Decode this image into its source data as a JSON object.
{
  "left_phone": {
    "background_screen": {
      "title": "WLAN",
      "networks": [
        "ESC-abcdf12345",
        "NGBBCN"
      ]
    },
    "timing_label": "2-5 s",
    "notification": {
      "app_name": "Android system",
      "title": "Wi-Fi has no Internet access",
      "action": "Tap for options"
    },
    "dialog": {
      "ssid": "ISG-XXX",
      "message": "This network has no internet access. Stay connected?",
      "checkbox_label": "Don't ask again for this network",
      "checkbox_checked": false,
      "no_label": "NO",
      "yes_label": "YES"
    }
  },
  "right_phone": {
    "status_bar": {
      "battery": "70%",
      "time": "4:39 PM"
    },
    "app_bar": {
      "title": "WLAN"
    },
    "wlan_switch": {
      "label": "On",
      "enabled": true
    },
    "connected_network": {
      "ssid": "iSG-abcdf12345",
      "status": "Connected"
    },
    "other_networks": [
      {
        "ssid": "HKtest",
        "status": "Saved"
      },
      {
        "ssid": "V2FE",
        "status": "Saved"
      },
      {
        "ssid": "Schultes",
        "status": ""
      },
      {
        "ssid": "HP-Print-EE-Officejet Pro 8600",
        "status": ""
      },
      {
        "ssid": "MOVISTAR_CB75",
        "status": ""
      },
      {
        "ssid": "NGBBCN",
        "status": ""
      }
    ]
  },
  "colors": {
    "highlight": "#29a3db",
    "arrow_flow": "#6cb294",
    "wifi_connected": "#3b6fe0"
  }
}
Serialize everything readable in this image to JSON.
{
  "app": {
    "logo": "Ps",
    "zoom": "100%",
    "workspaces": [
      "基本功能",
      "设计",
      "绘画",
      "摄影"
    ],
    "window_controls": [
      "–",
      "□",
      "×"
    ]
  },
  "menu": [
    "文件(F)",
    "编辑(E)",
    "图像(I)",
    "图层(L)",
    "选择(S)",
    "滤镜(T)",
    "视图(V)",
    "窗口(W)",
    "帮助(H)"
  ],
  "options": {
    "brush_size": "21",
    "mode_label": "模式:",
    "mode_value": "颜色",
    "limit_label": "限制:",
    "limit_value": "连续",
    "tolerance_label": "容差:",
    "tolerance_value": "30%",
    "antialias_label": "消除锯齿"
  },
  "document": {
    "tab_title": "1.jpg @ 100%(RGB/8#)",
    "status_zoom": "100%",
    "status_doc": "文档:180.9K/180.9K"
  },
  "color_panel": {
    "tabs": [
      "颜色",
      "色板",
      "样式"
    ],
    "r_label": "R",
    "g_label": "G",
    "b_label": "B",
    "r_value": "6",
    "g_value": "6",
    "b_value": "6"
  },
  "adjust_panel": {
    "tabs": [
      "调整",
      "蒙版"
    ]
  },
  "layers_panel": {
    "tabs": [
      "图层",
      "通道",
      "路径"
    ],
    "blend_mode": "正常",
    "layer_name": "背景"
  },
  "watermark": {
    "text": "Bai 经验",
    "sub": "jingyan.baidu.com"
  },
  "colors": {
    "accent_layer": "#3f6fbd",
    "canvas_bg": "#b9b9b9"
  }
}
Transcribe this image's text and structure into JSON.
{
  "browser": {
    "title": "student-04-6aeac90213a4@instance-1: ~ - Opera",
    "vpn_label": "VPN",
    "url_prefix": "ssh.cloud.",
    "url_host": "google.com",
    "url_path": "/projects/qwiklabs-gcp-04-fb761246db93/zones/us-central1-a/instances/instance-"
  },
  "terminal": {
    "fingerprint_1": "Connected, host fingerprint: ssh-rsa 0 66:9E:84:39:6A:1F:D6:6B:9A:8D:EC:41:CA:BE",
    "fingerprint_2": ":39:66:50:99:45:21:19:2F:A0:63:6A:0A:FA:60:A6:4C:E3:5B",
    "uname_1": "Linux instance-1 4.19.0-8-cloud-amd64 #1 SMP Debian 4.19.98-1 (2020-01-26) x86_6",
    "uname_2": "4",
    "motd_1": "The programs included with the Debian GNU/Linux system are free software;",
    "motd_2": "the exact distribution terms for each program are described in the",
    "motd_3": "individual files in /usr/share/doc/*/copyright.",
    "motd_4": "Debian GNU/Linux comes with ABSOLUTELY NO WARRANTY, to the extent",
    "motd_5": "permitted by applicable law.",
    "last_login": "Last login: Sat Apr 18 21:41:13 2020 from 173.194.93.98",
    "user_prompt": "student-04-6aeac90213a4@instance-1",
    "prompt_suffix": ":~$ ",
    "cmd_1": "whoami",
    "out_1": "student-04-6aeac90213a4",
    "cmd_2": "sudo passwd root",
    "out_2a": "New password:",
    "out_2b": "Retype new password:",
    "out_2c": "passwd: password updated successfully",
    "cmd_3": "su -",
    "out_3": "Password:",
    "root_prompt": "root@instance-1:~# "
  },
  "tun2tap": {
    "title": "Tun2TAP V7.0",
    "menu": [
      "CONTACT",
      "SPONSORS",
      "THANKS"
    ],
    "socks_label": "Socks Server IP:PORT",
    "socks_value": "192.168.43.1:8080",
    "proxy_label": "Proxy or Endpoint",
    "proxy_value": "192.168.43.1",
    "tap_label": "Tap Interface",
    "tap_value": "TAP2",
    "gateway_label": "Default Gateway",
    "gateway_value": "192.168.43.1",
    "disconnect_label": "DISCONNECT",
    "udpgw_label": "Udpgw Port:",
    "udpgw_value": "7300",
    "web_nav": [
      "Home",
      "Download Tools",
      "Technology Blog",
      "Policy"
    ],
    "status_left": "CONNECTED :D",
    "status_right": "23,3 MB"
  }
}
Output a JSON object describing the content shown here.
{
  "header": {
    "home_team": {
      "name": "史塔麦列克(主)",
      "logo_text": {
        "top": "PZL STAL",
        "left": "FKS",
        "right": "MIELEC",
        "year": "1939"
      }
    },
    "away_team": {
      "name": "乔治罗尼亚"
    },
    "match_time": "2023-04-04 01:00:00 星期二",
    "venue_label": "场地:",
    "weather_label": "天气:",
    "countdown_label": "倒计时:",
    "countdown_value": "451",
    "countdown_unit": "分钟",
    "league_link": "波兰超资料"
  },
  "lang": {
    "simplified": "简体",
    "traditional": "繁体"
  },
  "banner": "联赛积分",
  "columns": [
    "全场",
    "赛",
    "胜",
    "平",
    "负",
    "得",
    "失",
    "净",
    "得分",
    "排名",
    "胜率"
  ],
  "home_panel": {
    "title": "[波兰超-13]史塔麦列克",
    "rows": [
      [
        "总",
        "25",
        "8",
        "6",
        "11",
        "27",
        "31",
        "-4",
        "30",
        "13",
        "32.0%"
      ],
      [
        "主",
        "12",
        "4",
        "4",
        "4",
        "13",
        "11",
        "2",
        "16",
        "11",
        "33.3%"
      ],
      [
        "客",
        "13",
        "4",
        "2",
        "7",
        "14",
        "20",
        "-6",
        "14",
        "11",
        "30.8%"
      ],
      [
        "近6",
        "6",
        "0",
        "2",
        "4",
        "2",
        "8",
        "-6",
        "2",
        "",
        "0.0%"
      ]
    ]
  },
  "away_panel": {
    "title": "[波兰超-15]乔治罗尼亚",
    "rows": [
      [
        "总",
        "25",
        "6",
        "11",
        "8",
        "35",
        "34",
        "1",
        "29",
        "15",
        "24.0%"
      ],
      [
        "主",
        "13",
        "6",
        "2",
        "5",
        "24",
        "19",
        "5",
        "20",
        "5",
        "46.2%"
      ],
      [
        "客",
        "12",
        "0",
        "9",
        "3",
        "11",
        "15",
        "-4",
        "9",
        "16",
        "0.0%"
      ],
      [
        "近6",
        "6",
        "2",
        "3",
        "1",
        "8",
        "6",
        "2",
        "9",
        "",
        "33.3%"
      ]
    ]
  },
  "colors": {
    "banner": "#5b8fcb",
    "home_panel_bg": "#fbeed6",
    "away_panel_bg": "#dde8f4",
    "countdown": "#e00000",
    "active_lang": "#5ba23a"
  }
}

———

→ **Task to carry out**:
Search the records above for "student". Copy each line where it is found.

→ **The answer**:
    "title": "student-04-6aeac90213a4@instance-1: ~ - Opera",
    "user_prompt": "student-04-6aeac90213a4@instance-1",
    "out_1": "student-04-6aeac90213a4",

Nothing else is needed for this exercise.